◆ **Raw data**:

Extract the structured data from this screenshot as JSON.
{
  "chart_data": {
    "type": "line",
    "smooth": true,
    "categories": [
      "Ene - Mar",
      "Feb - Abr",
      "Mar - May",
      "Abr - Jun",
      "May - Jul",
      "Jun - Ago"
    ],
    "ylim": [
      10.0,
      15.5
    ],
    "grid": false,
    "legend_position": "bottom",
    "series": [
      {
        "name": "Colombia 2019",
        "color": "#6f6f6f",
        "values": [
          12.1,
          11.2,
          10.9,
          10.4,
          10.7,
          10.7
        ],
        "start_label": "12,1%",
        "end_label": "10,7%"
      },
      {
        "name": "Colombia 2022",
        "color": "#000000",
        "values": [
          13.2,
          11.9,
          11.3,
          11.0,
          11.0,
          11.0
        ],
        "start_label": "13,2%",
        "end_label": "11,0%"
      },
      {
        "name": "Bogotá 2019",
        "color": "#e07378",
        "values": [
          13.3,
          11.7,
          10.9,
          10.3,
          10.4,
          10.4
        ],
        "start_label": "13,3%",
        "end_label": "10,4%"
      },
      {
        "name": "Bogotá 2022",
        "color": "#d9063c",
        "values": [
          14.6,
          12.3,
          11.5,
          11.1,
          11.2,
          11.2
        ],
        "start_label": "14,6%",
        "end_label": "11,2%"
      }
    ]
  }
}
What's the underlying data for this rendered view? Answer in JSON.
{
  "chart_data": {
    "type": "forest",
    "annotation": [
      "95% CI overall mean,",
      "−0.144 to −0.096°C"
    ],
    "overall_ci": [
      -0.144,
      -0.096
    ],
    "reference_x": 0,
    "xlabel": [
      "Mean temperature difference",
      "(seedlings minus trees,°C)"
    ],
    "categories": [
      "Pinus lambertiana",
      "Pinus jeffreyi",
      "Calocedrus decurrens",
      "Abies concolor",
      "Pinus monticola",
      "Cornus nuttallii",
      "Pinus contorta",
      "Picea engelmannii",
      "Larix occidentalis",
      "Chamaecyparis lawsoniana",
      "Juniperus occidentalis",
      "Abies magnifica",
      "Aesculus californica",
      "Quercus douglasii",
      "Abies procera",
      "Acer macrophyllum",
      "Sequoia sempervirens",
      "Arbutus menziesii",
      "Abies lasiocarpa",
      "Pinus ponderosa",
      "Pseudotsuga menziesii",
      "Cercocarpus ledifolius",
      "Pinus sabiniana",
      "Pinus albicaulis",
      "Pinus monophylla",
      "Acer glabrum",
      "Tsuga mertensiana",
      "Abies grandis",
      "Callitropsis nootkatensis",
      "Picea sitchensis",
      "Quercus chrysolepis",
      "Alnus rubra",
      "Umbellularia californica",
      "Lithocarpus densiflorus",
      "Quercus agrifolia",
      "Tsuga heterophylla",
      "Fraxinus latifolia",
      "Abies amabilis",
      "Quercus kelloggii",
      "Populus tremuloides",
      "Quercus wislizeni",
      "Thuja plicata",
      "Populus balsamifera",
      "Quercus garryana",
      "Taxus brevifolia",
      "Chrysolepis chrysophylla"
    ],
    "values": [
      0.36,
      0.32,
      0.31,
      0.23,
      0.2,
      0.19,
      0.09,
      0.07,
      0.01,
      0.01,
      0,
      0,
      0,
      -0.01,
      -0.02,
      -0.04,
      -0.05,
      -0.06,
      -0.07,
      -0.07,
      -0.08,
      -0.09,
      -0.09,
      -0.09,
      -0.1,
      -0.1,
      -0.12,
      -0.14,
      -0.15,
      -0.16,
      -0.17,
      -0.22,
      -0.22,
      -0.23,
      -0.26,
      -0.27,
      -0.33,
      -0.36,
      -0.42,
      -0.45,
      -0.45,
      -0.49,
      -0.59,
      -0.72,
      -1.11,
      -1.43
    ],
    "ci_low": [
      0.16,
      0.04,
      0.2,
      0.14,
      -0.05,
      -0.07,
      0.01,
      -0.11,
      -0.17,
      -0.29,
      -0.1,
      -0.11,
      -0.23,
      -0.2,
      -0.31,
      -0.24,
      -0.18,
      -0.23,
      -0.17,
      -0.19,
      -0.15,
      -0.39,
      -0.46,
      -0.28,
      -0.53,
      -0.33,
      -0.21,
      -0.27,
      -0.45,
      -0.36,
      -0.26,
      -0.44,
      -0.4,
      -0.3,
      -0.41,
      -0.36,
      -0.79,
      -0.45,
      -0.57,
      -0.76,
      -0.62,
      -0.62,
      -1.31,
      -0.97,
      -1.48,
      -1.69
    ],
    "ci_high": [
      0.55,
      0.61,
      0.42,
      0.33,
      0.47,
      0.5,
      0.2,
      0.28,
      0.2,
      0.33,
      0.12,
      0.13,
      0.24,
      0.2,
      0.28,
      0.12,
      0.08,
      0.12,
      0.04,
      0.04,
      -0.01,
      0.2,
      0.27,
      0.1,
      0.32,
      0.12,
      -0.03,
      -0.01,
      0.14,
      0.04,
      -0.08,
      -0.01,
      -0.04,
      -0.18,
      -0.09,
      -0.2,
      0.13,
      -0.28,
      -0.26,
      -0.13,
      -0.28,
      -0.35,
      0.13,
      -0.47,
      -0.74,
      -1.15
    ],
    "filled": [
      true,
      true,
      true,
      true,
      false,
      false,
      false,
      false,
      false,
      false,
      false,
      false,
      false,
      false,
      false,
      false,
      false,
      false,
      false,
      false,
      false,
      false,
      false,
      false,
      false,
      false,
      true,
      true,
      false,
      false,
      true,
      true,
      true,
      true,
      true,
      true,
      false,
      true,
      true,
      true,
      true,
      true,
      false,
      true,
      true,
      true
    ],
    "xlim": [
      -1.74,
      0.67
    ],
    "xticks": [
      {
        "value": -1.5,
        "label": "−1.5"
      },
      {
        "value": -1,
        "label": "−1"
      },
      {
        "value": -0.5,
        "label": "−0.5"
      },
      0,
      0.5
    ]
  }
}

◆ **Given problem**:
From the listing above, extract every line exactly as it stands.

◆ **The answer**:
Extract the structured data from this screenshot as JSON.
{
  "chart_data": {
    "type": "line",
    "smooth": true,
    "categories": [
      "Ene - Mar",
      "Feb - Abr",
      "Mar - May",
      "Abr - Jun",
      "May - Jul",
      "Jun - Ago"
    ],
    "ylim": [
      10.0,
      15.5
    ],
    "grid": false,
    "legend_position": "bottom",
    "series": [
      {
        "name": "Colombia 2019",
        "color": "#6f6f6f",
        "values": [
          12.1,
          11.2,
          10.9,
          10.4,
          10.7,
          10.7
        ],
        "start_label": "12,1%",
        "end_label": "10,7%"
      },
      {
        "name": "Colombia 2022",
        "color": "#000000",
        "values": [
          13.2,
          11.9,
          11.3,
          11.0,
          11.0,
          11.0
        ],
        "start_label": "13,2%",
        "end_label": "11,0%"
      },
      {
        "name": "Bogotá 2019",
        "color": "#e07378",
        "values": [
          13.3,
          11.7,
          10.9,
          10.3,
          10.4,
          10.4
        ],
        "start_label": "13,3%",
        "end_label": "10,4%"
      },
      {
        "name": "Bogotá 2022",
        "color": "#d9063c",
        "values": [
          14.6,
          12.3,
          11.5,
          11.1,
          11.2,
          11.2
        ],
        "start_label": "14,6%",
        "end_label": "11,2%"
      }
    ]
  }
}
What's the underlying data for this rendered view? Answer in JSON.
{
  "chart_data": {
    "type": "forest",
    "annotation": [
      "95% CI overall mean,",
      "−0.144 to −0.096°C"
    ],
    "overall_ci": [
      -0.144,
      -0.096
    ],
    "reference_x": 0,
    "xlabel": [
      "Mean temperature difference",
      "(seedlings minus trees,°C)"
    ],
    "categories": [
      "Pinus lambertiana",
      "Pinus jeffreyi",
      "Calocedrus decurrens",
      "Abies concolor",
      "Pinus monticola",
      "Cornus nuttallii",
      "Pinus contorta",
      "Picea engelmannii",
      "Larix occidentalis",
      "Chamaecyparis lawsoniana",
      "Juniperus occidentalis",
      "Abies magnifica",
      "Aesculus californica",
      "Quercus douglasii",
      "Abies procera",
      "Acer macrophyllum",
      "Sequoia sempervirens",
      "Arbutus menziesii",
      "Abies lasiocarpa",
      "Pinus ponderosa",
      "Pseudotsuga menziesii",
      "Cercocarpus ledifolius",
      "Pinus sabiniana",
      "Pinus albicaulis",
      "Pinus monophylla",
      "Acer glabrum",
      "Tsuga mertensiana",
      "Abies grandis",
      "Callitropsis nootkatensis",
      "Picea sitchensis",
      "Quercus chrysolepis",
      "Alnus rubra",
      "Umbellularia californica",
      "Lithocarpus densiflorus",
      "Quercus agrifolia",
      "Tsuga heterophylla",
      "Fraxinus latifolia",
      "Abies amabilis",
      "Quercus kelloggii",
      "Populus tremuloides",
      "Quercus wislizeni",
      "Thuja plicata",
      "Populus balsamifera",
      "Quercus garryana",
      "Taxus brevifolia",
      "Chrysolepis chrysophylla"
    ],
    "values": [
      0.36,
      0.32,
      0.31,
      0.23,
      0.2,
      0.19,
      0.09,
      0.07,
      0.01,
      0.01,
      0,
      0,
      0,
      -0.01,
      -0.02,
      -0.04,
      -0.05,
      -0.06,
      -0.07,
      -0.07,
      -0.08,
      -0.09,
      -0.09,
      -0.09,
      -0.1,
      -0.1,
      -0.12,
      -0.14,
      -0.15,
      -0.16,
      -0.17,
      -0.22,
      -0.22,
      -0.23,
      -0.26,
      -0.27,
      -0.33,
      -0.36,
      -0.42,
      -0.45,
      -0.45,
      -0.49,
      -0.59,
      -0.72,
      -1.11,
      -1.43
    ],
    "ci_low": [
      0.16,
      0.04,
      0.2,
      0.14,
      -0.05,
      -0.07,
      0.01,
      -0.11,
      -0.17,
      -0.29,
      -0.1,
      -0.11,
      -0.23,
      -0.2,
      -0.31,
      -0.24,
      -0.18,
      -0.23,
      -0.17,
      -0.19,
      -0.15,
      -0.39,
      -0.46,
      -0.28,
      -0.53,
      -0.33,
      -0.21,
      -0.27,
      -0.45,
      -0.36,
      -0.26,
      -0.44,
      -0.4,
      -0.3,
      -0.41,
      -0.36,
      -0.79,
      -0.45,
      -0.57,
      -0.76,
      -0.62,
      -0.62,
      -1.31,
      -0.97,
      -1.48,
      -1.69
    ],
    "ci_high": [
      0.55,
      0.61,
      0.42,
      0.33,
      0.47,
      0.5,
      0.2,
      0.28,
      0.2,
      0.33,
      0.12,
      0.13,
      0.24,
      0.2,
      0.28,
      0.12,
      0.08,
      0.12,
      0.04,
      0.04,
      -0.01,
      0.2,
      0.27,
      0.1,
      0.32,
      0.12,
      -0.03,
      -0.01,
      0.14,
      0.04,
      -0.08,
      -0.01,
      -0.04,
      -0.18,
      -0.09,
      -0.2,
      0.13,
      -0.28,
      -0.26,
      -0.13,
      -0.28,
      -0.35,
      0.13,
      -0.47,
      -0.74,
      -1.15
    ],
    "filled": [
      true,
      true,
      true,
      true,
      false,
      false,
      false,
      false,
      false,
      false,
      false,
      false,
      false,
      false,
      false,
      false,
      false,
      false,
      false,
      false,
      false,
      false,
      false,
      false,
      false,
      false,
      true,
      true,
      false,
      false,
      true,
      true,
      true,
      true,
      true,
      true,
      false,
      true,
      true,
      true,
      true,
      true,
      false,
      true,
      true,
      true
    ],
    "xlim": [
      -1.74,
      0.67
    ],
    "xticks": [
      {
        "value": -1.5,
        "label": "−1.5"
      },
      {
        "value": -1,
        "label": "−1"
      },
      {
        "value": -0.5,
        "label": "−0.5"
      },
      0,
      0.5
    ]
  }
}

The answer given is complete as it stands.